**Problem to work on:**
Type out all the records word for word. Any pictures are to be left out.

Dataset items

========================

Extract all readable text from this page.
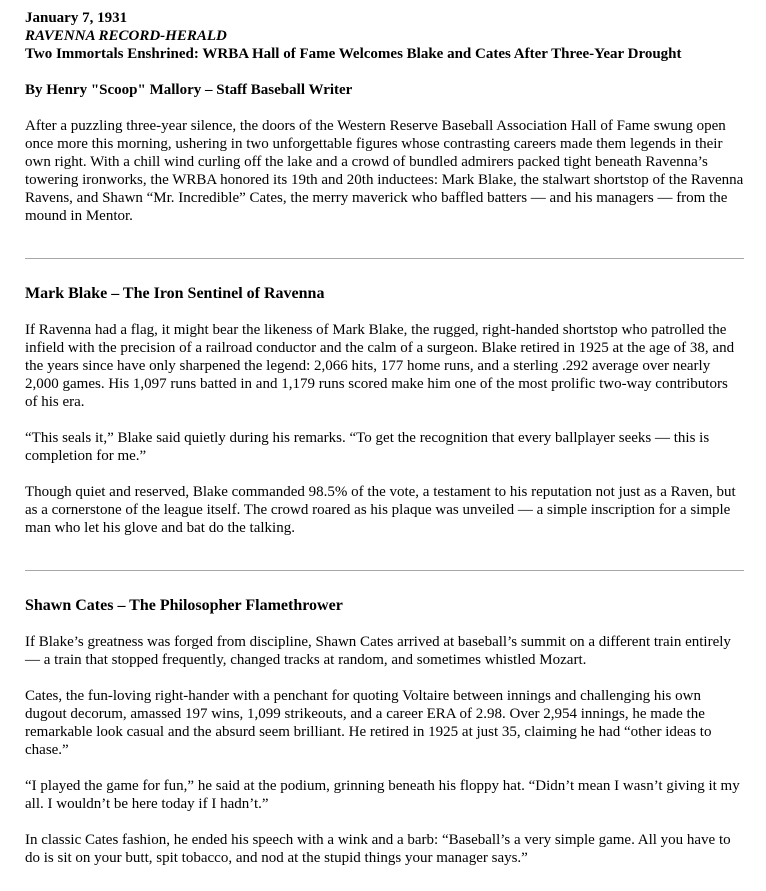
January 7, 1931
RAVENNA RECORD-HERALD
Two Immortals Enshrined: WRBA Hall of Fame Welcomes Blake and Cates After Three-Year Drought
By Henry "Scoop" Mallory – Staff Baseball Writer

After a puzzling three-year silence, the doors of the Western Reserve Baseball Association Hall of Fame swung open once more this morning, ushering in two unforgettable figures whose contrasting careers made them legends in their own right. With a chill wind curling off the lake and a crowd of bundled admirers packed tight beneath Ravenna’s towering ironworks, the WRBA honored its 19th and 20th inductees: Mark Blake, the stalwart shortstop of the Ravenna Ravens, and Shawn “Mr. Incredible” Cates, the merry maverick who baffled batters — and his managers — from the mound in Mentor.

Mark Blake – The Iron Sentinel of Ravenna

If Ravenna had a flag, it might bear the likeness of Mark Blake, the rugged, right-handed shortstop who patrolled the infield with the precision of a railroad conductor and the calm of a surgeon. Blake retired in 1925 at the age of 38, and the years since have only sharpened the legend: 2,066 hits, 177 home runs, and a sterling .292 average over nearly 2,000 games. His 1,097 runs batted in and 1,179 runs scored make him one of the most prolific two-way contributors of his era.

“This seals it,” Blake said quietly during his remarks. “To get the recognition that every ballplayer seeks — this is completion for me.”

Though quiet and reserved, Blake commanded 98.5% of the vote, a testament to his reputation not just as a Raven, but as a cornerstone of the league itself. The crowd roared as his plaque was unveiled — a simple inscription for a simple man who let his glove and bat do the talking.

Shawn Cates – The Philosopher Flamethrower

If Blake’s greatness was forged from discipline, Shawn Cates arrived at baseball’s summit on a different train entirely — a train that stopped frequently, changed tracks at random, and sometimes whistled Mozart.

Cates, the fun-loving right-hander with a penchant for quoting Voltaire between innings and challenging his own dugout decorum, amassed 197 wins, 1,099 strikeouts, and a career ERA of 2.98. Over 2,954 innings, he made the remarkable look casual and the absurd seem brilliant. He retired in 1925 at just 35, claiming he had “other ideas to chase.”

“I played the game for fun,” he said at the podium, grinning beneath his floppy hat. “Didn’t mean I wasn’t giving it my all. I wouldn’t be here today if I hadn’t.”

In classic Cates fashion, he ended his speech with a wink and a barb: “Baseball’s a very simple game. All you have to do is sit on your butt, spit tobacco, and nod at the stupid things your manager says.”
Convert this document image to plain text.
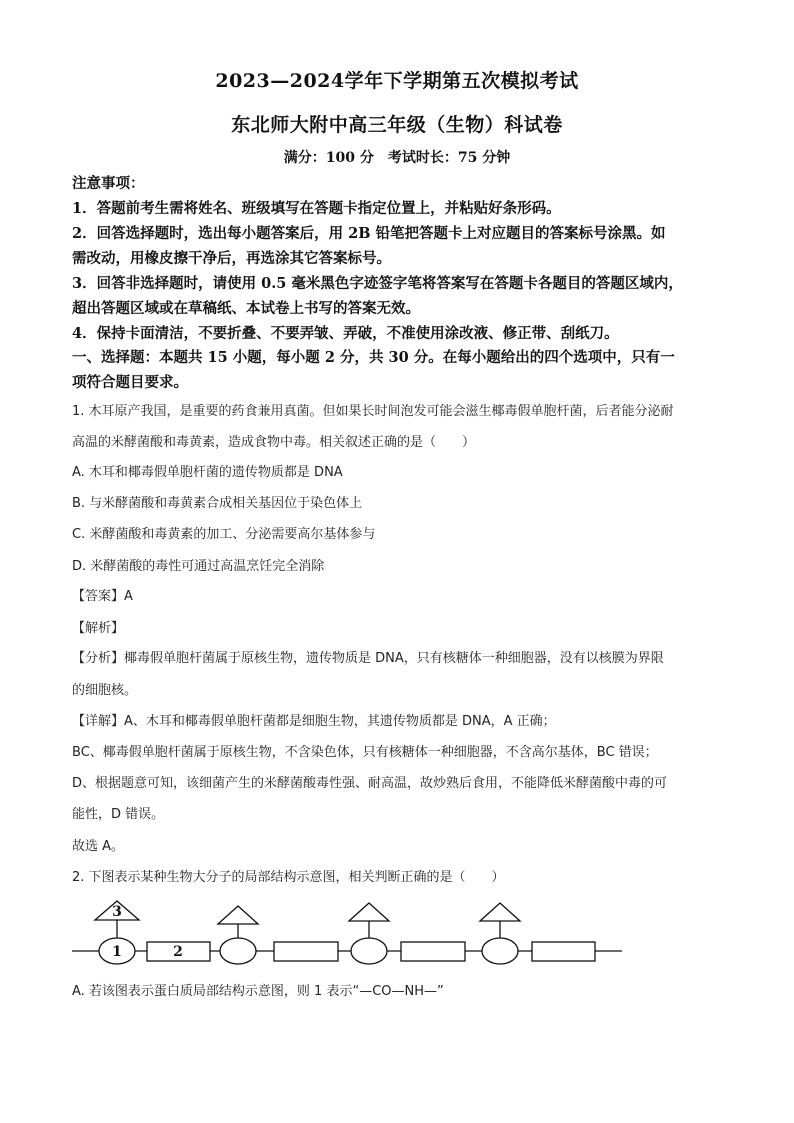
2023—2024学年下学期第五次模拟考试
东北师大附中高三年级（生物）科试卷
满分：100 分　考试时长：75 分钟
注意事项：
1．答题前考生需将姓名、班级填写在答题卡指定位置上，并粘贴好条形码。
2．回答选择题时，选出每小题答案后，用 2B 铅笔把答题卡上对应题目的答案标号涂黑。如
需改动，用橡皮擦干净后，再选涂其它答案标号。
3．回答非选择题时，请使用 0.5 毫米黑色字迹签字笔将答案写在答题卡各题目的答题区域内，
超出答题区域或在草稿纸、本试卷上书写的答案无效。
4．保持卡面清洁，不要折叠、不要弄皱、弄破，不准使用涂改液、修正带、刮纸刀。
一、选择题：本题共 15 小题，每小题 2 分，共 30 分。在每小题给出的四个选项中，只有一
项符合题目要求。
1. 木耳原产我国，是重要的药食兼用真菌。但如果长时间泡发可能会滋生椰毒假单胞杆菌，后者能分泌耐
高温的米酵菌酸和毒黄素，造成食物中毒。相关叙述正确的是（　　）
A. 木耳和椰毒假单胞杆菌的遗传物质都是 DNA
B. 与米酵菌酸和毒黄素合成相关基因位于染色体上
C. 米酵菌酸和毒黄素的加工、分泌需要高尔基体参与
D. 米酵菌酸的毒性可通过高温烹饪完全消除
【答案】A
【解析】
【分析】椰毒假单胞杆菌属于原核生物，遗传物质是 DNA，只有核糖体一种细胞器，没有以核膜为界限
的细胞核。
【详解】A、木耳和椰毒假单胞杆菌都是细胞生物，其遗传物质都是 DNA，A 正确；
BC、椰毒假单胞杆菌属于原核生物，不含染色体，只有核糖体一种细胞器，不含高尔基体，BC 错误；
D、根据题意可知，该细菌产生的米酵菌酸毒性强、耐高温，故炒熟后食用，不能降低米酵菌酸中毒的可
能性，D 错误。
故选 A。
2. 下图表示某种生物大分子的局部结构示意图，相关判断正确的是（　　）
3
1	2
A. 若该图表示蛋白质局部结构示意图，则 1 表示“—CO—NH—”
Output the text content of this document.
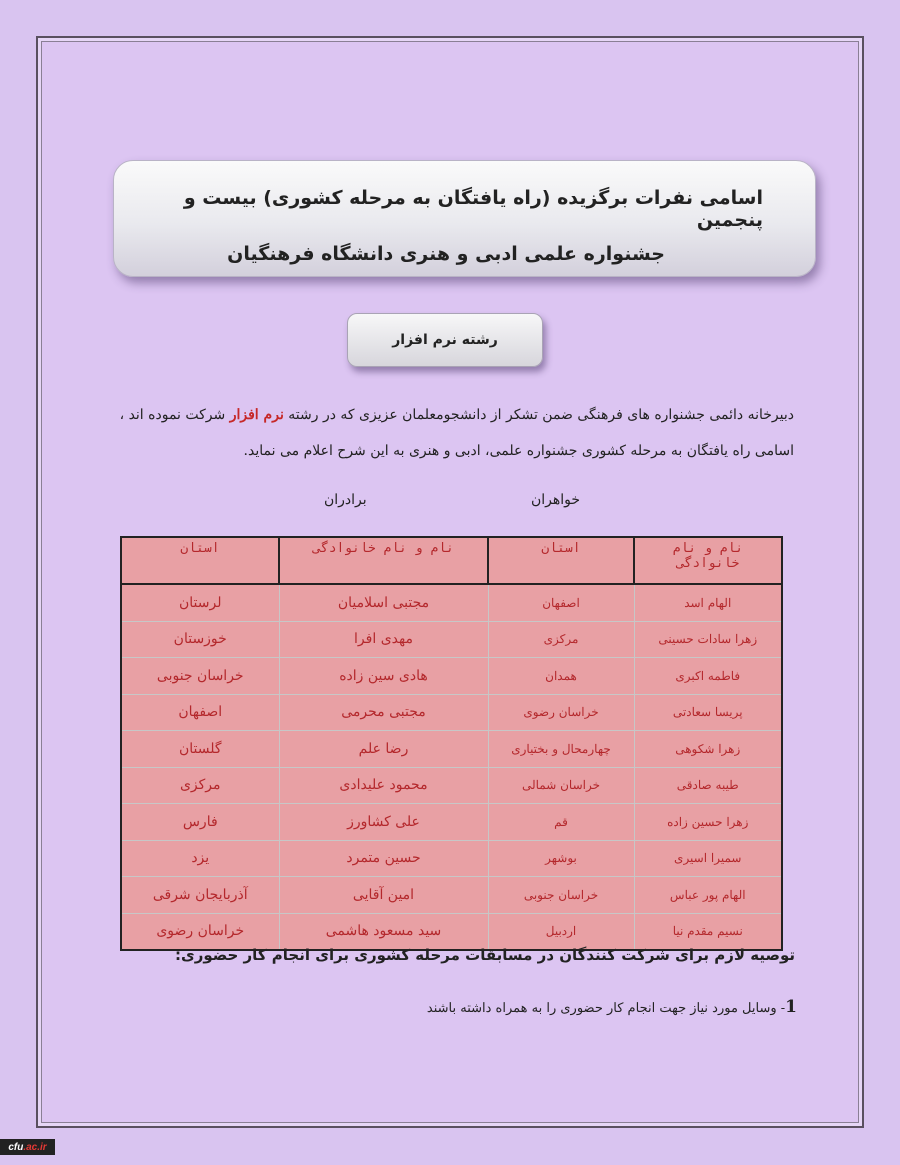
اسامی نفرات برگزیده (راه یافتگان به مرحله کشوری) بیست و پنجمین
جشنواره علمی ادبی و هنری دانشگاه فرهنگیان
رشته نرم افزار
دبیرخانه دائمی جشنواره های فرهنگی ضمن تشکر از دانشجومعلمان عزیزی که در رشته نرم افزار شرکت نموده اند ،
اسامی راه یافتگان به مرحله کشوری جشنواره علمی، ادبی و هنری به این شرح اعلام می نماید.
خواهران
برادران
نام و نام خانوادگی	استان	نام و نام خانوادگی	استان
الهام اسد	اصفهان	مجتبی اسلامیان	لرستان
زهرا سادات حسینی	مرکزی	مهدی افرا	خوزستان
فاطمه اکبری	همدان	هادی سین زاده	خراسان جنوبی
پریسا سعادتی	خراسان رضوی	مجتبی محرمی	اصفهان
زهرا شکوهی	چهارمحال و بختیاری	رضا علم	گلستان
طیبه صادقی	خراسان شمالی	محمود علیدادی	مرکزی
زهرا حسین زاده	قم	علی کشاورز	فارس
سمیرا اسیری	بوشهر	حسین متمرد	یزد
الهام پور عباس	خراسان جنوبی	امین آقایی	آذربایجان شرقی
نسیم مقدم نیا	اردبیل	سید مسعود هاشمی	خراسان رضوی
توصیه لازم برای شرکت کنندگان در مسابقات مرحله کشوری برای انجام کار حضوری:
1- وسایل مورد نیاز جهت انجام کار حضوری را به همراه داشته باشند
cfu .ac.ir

========================

**Result of this exercise:**
Extract all readable text from this page.
January 7, 1931
RAVENNA RECORD-HERALD
Two Immortals Enshrined: WRBA Hall of Fame Welcomes Blake and Cates After Three-Year Drought
By Henry "Scoop" Mallory – Staff Baseball Writer

After a puzzling three-year silence, the doors of the Western Reserve Baseball Association Hall of Fame swung open once more this morning, ushering in two unforgettable figures whose contrasting careers made them legends in their own right. With a chill wind curling off the lake and a crowd of bundled admirers packed tight beneath Ravenna’s towering ironworks, the WRBA honored its 19th and 20th inductees: Mark Blake, the stalwart shortstop of the Ravenna Ravens, and Shawn “Mr. Incredible” Cates, the merry maverick who baffled batters — and his managers — from the mound in Mentor.

Mark Blake – The Iron Sentinel of Ravenna

If Ravenna had a flag, it might bear the likeness of Mark Blake, the rugged, right-handed shortstop who patrolled the infield with the precision of a railroad conductor and the calm of a surgeon. Blake retired in 1925 at the age of 38, and the years since have only sharpened the legend: 2,066 hits, 177 home runs, and a sterling .292 average over nearly 2,000 games. His 1,097 runs batted in and 1,179 runs scored make him one of the most prolific two-way contributors of his era.

“This seals it,” Blake said quietly during his remarks. “To get the recognition that every ballplayer seeks — this is completion for me.”

Though quiet and reserved, Blake commanded 98.5% of the vote, a testament to his reputation not just as a Raven, but as a cornerstone of the league itself. The crowd roared as his plaque was unveiled — a simple inscription for a simple man who let his glove and bat do the talking.

Shawn Cates – The Philosopher Flamethrower

If Blake’s greatness was forged from discipline, Shawn Cates arrived at baseball’s summit on a different train entirely — a train that stopped frequently, changed tracks at random, and sometimes whistled Mozart.

Cates, the fun-loving right-hander with a penchant for quoting Voltaire between innings and challenging his own dugout decorum, amassed 197 wins, 1,099 strikeouts, and a career ERA of 2.98. Over 2,954 innings, he made the remarkable look casual and the absurd seem brilliant. He retired in 1925 at just 35, claiming he had “other ideas to chase.”

“I played the game for fun,” he said at the podium, grinning beneath his floppy hat. “Didn’t mean I wasn’t giving it my all. I wouldn’t be here today if I hadn’t.”

In classic Cates fashion, he ended his speech with a wink and a barb: “Baseball’s a very simple game. All you have to do is sit on your butt, spit tobacco, and nod at the stupid things your manager says.”
Convert this document image to plain text.
2023—2024学年下学期第五次模拟考试
东北师大附中高三年级（生物）科试卷
满分：100 分　考试时长：75 分钟
注意事项：
1．答题前考生需将姓名、班级填写在答题卡指定位置上，并粘贴好条形码。
2．回答选择题时，选出每小题答案后，用 2B 铅笔把答题卡上对应题目的答案标号涂黑。如
需改动，用橡皮擦干净后，再选涂其它答案标号。
3．回答非选择题时，请使用 0.5 毫米黑色字迹签字笔将答案写在答题卡各题目的答题区域内，
超出答题区域或在草稿纸、本试卷上书写的答案无效。
4．保持卡面清洁，不要折叠、不要弄皱、弄破，不准使用涂改液、修正带、刮纸刀。
一、选择题：本题共 15 小题，每小题 2 分，共 30 分。在每小题给出的四个选项中，只有一
项符合题目要求。
1. 木耳原产我国，是重要的药食兼用真菌。但如果长时间泡发可能会滋生椰毒假单胞杆菌，后者能分泌耐
高温的米酵菌酸和毒黄素，造成食物中毒。相关叙述正确的是（　　）
A. 木耳和椰毒假单胞杆菌的遗传物质都是 DNA
B. 与米酵菌酸和毒黄素合成相关基因位于染色体上
C. 米酵菌酸和毒黄素的加工、分泌需要高尔基体参与
D. 米酵菌酸的毒性可通过高温烹饪完全消除
【答案】A
【解析】
【分析】椰毒假单胞杆菌属于原核生物，遗传物质是 DNA，只有核糖体一种细胞器，没有以核膜为界限
的细胞核。
【详解】A、木耳和椰毒假单胞杆菌都是细胞生物，其遗传物质都是 DNA，A 正确；
BC、椰毒假单胞杆菌属于原核生物，不含染色体，只有核糖体一种细胞器，不含高尔基体，BC 错误；
D、根据题意可知，该细菌产生的米酵菌酸毒性强、耐高温，故炒熟后食用，不能降低米酵菌酸中毒的可
能性，D 错误。
故选 A。
2. 下图表示某种生物大分子的局部结构示意图，相关判断正确的是（　　）
3
1	2
A. 若该图表示蛋白质局部结构示意图，则 1 表示“—CO—NH—”
Output the text content of this document.
اسامی نفرات برگزیده (راه یافتگان به مرحله کشوری) بیست و پنجمین
جشنواره علمی ادبی و هنری دانشگاه فرهنگیان
رشته نرم افزار
دبیرخانه دائمی جشنواره های فرهنگی ضمن تشکر از دانشجومعلمان عزیزی که در رشته نرم افزار شرکت نموده اند ،
اسامی راه یافتگان به مرحله کشوری جشنواره علمی، ادبی و هنری به این شرح اعلام می نماید.
خواهران
برادران
نام و نام خانوادگی	استان	نام و نام خانوادگی	استان
الهام اسد	اصفهان	مجتبی اسلامیان	لرستان
زهرا سادات حسینی	مرکزی	مهدی افرا	خوزستان
فاطمه اکبری	همدان	هادی سین زاده	خراسان جنوبی
پریسا سعادتی	خراسان رضوی	مجتبی محرمی	اصفهان
زهرا شکوهی	چهارمحال و بختیاری	رضا علم	گلستان
طیبه صادقی	خراسان شمالی	محمود علیدادی	مرکزی
زهرا حسین زاده	قم	علی کشاورز	فارس
سمیرا اسیری	بوشهر	حسین متمرد	یزد
الهام پور عباس	خراسان جنوبی	امین آقایی	آذربایجان شرقی
نسیم مقدم نیا	اردبیل	سید مسعود هاشمی	خراسان رضوی
توصیه لازم برای شرکت کنندگان در مسابقات مرحله کشوری برای انجام کار حضوری:
1- وسایل مورد نیاز جهت انجام کار حضوری را به همراه داشته باشند
cfu .ac.ir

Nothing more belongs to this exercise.